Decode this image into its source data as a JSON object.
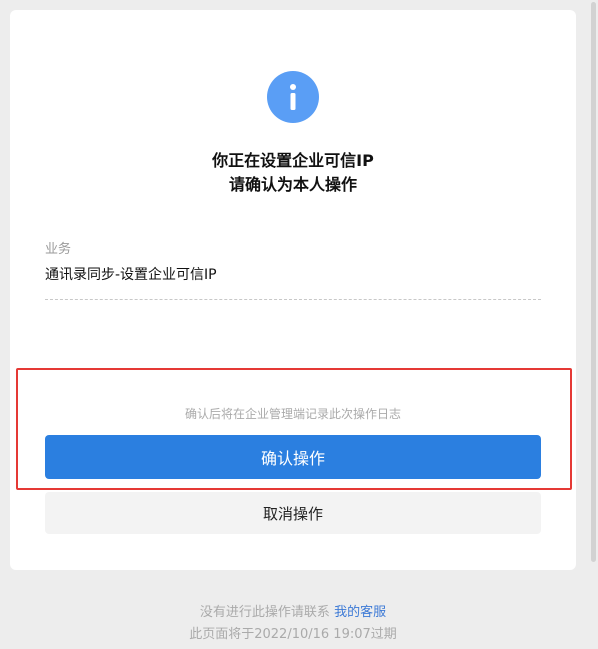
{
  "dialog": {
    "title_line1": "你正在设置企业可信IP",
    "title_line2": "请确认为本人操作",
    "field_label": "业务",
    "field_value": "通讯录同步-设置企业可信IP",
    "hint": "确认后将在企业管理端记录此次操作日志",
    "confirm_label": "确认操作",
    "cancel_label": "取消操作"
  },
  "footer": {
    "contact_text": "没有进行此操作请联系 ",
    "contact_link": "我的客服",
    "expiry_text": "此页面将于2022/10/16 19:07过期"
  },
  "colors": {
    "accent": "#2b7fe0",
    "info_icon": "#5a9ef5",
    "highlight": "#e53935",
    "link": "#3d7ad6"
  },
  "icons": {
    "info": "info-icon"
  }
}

- - -

DIRECTIONS FOR THIS TASK: The records above need to be restated word for word, with the pictures left out.

RESULT FOR THIS EXERCISE:
Decode this image into its source data as a JSON object.
{
  "dialog": {
    "title_line1": "你正在设置企业可信IP",
    "title_line2": "请确认为本人操作",
    "field_label": "业务",
    "field_value": "通讯录同步-设置企业可信IP",
    "hint": "确认后将在企业管理端记录此次操作日志",
    "confirm_label": "确认操作",
    "cancel_label": "取消操作"
  },
  "footer": {
    "contact_text": "没有进行此操作请联系 ",
    "contact_link": "我的客服",
    "expiry_text": "此页面将于2022/10/16 19:07过期"
  },
  "colors": {
    "accent": "#2b7fe0",
    "info_icon": "#5a9ef5",
    "highlight": "#e53935",
    "link": "#3d7ad6"
  },
  "icons": {
    "info": "info-icon"
  }
}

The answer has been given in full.